Records of where elements appear on the page:
+++

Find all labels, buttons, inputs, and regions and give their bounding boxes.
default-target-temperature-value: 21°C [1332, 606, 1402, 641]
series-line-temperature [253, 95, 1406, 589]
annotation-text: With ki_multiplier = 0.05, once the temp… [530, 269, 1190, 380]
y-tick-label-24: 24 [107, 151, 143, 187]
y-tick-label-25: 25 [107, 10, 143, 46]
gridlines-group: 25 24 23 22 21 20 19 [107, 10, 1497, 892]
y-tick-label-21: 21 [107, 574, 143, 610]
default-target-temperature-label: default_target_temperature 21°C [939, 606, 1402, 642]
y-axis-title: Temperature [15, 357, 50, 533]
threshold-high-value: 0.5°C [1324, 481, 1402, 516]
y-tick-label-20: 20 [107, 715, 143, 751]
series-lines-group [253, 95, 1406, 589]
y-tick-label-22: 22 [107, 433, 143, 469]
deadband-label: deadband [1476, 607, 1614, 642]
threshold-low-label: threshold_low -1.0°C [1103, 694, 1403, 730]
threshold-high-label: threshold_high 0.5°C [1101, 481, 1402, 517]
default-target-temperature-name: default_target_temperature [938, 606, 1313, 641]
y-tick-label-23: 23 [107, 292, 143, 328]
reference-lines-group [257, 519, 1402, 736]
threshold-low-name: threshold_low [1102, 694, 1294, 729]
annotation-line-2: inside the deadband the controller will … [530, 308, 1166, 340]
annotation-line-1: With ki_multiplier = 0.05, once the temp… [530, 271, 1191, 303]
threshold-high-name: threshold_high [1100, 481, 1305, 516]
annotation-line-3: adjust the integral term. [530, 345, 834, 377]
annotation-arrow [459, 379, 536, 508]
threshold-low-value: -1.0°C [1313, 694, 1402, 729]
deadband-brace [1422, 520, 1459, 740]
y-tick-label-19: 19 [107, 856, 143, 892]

+++

◆ TASK DETAILS ◆
Write out the entries word for word, beginning with the first line and stopping after the line that contains "threshold-high-value: 0.5°C [1324, 481, 1402, 516]".

◆ IN RESPONSE ◆
Find all labels, buttons, inputs, and regions and give their bounding boxes.
default-target-temperature-value: 21°C [1332, 606, 1402, 641]
series-line-temperature [253, 95, 1406, 589]
annotation-text: With ki_multiplier = 0.05, once the temp… [530, 269, 1190, 380]
y-tick-label-24: 24 [107, 151, 143, 187]
y-tick-label-25: 25 [107, 10, 143, 46]
gridlines-group: 25 24 23 22 21 20 19 [107, 10, 1497, 892]
y-tick-label-21: 21 [107, 574, 143, 610]
default-target-temperature-label: default_target_temperature 21°C [939, 606, 1402, 642]
y-axis-title: Temperature [15, 357, 50, 533]
threshold-high-value: 0.5°C [1324, 481, 1402, 516]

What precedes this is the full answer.